> [Requirements]: Copy each line with the word "приеме" in it.

> [Stored rows]:

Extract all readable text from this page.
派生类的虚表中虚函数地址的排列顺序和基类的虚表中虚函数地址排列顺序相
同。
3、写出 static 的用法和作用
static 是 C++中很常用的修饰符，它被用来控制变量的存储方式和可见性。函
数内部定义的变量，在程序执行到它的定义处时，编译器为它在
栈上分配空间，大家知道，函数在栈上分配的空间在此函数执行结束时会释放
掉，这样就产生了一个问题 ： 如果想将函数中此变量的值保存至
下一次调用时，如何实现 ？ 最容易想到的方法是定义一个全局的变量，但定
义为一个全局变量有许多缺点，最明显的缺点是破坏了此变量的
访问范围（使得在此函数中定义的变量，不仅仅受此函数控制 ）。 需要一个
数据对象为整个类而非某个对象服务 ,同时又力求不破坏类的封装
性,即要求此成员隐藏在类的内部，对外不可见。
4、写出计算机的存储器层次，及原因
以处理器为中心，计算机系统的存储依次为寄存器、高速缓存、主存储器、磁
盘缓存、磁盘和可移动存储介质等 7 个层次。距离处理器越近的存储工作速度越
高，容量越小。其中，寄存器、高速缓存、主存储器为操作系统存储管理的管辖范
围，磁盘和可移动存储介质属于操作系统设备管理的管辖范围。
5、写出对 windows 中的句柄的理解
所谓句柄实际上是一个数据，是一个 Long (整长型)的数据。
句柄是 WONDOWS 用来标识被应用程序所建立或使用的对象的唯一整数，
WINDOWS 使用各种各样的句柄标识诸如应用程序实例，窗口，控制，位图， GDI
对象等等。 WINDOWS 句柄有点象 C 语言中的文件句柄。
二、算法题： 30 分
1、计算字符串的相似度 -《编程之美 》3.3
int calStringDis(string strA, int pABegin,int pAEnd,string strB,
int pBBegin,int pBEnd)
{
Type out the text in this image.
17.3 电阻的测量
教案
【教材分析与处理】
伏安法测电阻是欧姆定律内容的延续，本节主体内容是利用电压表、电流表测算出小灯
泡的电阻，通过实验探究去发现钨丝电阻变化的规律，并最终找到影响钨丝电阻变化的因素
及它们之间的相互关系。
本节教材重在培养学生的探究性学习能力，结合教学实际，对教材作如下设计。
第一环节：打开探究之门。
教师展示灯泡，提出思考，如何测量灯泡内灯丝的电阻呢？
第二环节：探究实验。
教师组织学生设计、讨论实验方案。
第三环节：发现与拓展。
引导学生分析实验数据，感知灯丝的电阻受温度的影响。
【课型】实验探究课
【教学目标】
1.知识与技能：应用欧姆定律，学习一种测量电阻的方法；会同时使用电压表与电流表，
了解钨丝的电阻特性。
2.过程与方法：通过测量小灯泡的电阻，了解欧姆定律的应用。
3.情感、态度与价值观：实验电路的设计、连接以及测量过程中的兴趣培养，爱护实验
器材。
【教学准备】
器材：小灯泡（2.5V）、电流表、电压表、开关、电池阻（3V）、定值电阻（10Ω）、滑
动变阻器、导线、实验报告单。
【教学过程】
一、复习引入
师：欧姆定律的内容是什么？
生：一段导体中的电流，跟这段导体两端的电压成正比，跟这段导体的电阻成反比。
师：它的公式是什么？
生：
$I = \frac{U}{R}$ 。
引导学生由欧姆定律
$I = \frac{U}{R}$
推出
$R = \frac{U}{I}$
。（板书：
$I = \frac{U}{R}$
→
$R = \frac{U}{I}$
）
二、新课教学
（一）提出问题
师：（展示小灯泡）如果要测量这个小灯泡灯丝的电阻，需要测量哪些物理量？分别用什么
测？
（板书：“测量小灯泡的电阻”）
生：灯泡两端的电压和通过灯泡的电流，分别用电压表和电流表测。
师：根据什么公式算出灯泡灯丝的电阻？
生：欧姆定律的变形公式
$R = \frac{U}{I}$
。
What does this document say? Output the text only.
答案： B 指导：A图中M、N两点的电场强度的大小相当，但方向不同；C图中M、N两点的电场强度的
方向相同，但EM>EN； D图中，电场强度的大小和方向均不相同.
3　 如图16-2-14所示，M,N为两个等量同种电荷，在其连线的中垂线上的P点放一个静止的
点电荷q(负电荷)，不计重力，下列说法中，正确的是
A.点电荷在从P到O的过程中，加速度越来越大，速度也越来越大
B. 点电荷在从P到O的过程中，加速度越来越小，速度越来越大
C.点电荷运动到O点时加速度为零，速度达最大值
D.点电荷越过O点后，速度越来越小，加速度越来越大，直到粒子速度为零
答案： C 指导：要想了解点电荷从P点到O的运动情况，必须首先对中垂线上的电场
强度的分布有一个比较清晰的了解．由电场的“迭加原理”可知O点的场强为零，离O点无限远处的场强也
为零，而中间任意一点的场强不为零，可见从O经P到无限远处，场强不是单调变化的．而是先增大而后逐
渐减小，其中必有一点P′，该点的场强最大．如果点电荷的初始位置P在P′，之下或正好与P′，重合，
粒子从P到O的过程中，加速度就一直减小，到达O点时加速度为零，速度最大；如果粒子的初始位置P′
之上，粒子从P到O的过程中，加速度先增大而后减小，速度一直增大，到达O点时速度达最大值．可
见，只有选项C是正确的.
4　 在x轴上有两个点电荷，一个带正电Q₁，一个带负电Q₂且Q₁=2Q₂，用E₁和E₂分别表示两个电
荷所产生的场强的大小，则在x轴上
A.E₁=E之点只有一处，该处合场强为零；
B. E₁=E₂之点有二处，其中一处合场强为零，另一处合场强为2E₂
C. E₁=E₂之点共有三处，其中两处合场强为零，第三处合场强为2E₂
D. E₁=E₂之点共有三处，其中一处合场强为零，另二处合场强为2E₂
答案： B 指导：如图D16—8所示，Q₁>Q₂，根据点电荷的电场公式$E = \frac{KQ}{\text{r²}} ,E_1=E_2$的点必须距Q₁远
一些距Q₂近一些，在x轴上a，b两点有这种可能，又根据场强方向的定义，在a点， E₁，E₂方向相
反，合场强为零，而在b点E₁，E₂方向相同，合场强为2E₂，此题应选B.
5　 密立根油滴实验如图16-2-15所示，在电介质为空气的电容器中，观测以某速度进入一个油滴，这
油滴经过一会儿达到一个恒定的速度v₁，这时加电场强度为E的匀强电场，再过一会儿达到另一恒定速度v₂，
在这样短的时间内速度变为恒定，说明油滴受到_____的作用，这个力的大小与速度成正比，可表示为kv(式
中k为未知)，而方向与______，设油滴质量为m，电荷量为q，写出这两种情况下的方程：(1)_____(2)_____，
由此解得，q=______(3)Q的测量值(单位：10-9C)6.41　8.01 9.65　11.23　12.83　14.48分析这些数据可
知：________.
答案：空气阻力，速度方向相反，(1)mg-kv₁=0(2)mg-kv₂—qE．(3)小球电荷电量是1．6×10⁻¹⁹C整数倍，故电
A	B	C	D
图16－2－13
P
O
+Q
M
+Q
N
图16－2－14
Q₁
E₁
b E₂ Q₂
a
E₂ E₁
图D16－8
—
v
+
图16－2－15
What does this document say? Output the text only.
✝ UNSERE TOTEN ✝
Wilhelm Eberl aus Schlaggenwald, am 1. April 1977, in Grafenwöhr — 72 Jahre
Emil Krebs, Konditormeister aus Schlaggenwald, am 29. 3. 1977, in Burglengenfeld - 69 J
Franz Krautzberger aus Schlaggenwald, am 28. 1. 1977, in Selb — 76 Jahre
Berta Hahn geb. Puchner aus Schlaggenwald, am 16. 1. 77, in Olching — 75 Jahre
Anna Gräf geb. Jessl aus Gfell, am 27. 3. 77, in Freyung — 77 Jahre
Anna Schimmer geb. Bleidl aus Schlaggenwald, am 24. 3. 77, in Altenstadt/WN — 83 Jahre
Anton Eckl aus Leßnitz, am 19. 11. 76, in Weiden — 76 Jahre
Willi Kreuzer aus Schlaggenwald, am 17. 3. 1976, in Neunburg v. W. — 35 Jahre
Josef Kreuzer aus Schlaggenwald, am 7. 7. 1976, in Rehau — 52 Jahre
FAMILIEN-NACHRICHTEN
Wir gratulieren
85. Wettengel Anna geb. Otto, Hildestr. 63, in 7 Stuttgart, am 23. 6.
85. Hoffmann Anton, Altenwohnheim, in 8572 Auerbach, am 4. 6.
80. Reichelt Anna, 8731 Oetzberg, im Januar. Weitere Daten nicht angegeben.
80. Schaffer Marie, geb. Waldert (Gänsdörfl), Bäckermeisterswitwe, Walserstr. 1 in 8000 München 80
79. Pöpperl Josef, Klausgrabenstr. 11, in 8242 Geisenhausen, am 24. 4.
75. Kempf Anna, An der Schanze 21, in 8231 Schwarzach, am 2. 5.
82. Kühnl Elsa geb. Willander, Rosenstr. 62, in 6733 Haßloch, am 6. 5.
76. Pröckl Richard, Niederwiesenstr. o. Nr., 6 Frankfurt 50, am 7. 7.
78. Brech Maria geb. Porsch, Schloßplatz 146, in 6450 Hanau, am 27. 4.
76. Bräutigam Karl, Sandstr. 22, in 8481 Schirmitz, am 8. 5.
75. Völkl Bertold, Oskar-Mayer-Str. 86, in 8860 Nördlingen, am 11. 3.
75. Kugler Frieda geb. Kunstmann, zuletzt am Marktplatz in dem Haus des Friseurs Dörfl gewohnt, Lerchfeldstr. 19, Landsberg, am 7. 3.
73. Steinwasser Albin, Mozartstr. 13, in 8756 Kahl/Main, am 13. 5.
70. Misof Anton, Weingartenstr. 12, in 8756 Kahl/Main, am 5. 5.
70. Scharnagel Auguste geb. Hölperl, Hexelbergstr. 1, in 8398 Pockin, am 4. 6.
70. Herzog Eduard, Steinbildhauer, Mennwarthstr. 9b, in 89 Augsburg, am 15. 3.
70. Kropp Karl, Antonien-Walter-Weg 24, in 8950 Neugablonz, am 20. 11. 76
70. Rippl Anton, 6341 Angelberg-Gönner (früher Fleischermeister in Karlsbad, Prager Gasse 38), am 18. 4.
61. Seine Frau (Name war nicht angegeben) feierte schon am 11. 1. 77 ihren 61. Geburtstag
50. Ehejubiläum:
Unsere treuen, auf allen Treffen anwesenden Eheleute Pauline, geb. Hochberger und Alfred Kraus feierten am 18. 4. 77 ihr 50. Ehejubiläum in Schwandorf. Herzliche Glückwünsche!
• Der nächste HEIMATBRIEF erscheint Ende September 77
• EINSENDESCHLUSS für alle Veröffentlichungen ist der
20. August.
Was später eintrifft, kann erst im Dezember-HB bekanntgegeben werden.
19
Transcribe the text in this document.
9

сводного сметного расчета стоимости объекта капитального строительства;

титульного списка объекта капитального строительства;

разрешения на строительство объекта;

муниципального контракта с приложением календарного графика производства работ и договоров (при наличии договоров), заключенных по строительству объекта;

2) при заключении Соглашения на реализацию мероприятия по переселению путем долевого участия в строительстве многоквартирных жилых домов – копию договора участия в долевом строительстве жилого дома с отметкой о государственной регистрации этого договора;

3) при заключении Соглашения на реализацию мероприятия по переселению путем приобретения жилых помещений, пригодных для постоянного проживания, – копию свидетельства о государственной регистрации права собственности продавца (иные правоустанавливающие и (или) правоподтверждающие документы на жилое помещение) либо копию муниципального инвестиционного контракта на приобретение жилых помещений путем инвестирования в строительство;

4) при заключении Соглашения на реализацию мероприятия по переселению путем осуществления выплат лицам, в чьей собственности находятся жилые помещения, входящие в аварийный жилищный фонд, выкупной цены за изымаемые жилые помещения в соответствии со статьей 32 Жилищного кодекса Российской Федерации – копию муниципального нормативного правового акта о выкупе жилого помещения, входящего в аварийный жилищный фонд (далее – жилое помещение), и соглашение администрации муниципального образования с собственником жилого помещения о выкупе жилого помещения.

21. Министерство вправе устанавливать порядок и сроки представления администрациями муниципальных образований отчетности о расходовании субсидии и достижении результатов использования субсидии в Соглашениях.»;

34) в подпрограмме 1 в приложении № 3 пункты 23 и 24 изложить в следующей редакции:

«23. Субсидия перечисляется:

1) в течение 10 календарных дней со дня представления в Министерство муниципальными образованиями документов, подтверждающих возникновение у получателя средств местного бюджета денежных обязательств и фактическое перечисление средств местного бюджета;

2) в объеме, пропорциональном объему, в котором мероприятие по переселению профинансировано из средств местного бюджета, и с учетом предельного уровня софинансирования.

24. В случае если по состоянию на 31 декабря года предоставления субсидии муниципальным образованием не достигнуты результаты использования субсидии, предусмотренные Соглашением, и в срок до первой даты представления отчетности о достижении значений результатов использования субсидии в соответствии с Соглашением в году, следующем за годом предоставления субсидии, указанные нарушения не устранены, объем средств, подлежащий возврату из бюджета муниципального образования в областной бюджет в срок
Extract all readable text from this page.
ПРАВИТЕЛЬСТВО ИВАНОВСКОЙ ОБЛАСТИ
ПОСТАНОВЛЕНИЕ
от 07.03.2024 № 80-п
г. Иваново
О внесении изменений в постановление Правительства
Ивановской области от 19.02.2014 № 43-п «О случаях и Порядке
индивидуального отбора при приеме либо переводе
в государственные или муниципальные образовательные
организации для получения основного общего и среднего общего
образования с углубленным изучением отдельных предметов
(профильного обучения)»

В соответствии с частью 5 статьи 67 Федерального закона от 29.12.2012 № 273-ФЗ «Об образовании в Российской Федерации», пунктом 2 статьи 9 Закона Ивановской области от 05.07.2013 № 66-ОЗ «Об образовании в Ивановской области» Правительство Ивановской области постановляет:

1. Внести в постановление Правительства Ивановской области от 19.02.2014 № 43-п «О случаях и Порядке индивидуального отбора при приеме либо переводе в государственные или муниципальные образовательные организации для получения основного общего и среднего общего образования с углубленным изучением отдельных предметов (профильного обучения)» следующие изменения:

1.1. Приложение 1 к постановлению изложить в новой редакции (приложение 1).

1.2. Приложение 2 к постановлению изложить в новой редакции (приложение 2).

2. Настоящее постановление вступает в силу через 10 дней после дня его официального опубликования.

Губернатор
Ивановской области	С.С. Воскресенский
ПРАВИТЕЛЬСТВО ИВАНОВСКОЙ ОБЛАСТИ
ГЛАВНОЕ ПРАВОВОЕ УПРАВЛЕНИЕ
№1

> [Correct response]:
индивидуального отбора при приеме либо переводе
1. Внести в постановление Правительства Ивановской области от 19.02.2014 № 43-п «О случаях и Порядке индивидуального отбора при приеме либо переводе в государственные или муниципальные образовательные организации для получения основного общего и среднего общего образования с углубленным изучением отдельных предметов (профильного обучения)» следующие изменения:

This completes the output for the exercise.